CHALLENGE 1
How many lines in the entries contain the string "RENDIMENTOS"? Reply with the number alone.

EXCERPT PROVIDED
How do I get the type of an array's elements?

2019-05-07 21:04发布

问题:

I'm writing a polymorphic PL/pgSQL function that iterates over an array. I am interested in using FOREACH, however I cannot figure out how to declare a temporary variable with the right type.

My function is below, for more information see the comment on line 4.

CREATE OR REPLACE FUNCTION uniq(ary anyarray) RETURNS anyarray AS $$
DECLARE
  ret ary%TYPE := '{}';
  v ???; -- how do I get the element type of @ary@?
BEGIN
  IF ary IS NULL THEN
    return NULL;
  END IF;

  FOREACH v IN ARRAY ary LOOP
    IF NOT v = any(ret) THEN
      ret = array_append(ret, v);
    END IF;
  END LOOP;

  RETURN ret;
END;
$$ LANGUAGE plpgsql;

回答1:

Answer to primary question

AFAIK, you cannot declare a variable of a polymorphic type without a "template" variable or parameter.

There are related examples in the manual at the end of the chapter Declaring Function Parameters, but this trick is not covered: add another IN, INOUT or OUT parameter with data type ANYELEMENT to the function definition. It resolves to the matching element type automatically and can be (ab)used as variable inside the function body directly or as template for more variables:

CREATE OR REPLACE FUNCTION uniq1(ary ANYARRAY, v ANYELEMENT = NULL)
  RETURNS anyarray AS
$func$
DECLARE
   ret      ary%TYPE := '{}';
   some_var v%TYPE;  -- we could declare more variables now
                     -- but we don't need to
BEGIN
   IF ary IS NULL THEN
      RETURN NULL;
   END IF;

   FOREACH v IN ARRAY ary LOOP  -- instead, we can use v directly
      IF NOT v = any(ret) THEN
         ret := array_append(ret, v);
      END IF;
   END LOOP;

   RETURN ret;
END
$func$  LANGUAGE plpgsql;

Related:

  • Can I make a plpgsql function return an integer without using a variable?

[Annotated region listings]

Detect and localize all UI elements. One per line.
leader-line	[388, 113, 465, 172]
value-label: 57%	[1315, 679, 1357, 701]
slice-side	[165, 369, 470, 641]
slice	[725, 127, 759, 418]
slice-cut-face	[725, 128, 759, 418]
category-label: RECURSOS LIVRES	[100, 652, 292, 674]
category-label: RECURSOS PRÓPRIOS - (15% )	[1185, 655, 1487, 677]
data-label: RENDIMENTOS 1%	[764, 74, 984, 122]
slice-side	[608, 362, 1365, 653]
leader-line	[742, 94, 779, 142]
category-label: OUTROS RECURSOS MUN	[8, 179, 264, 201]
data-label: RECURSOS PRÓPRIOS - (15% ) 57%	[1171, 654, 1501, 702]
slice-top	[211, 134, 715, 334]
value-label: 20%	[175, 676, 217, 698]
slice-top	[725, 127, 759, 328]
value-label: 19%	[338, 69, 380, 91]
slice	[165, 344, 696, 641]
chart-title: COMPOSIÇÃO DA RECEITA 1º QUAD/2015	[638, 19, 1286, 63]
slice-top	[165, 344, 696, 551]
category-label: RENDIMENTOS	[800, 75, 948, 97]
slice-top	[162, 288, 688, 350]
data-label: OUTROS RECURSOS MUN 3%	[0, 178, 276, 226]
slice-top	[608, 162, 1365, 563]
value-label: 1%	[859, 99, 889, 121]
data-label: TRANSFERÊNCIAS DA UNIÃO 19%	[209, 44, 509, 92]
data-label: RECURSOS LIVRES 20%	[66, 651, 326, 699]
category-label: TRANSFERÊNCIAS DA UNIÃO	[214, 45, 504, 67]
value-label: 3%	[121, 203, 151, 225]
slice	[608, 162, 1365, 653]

CHALLENGE 2
From the PL/pgSQL array thread above, transcribe the passage between "AFAIK, you cannot" and "ANYELEMENT = NULL)", inclusive.

EXERCISE ANSWER 1
2

EXERCISE ANSWER 2
AFAIK, you cannot declare a variable of a polymorphic type without a "template" variable or parameter.

There are related examples in the manual at the end of the chapter Declaring Function Parameters, but this trick is not covered: add another IN, INOUT or OUT parameter with data type ANYELEMENT to the function definition. It resolves to the matching element type automatically and can be (ab)used as variable inside the function body directly or as template for more variables:

CREATE OR REPLACE FUNCTION uniq1(ary ANYARRAY, v ANYELEMENT = NULL)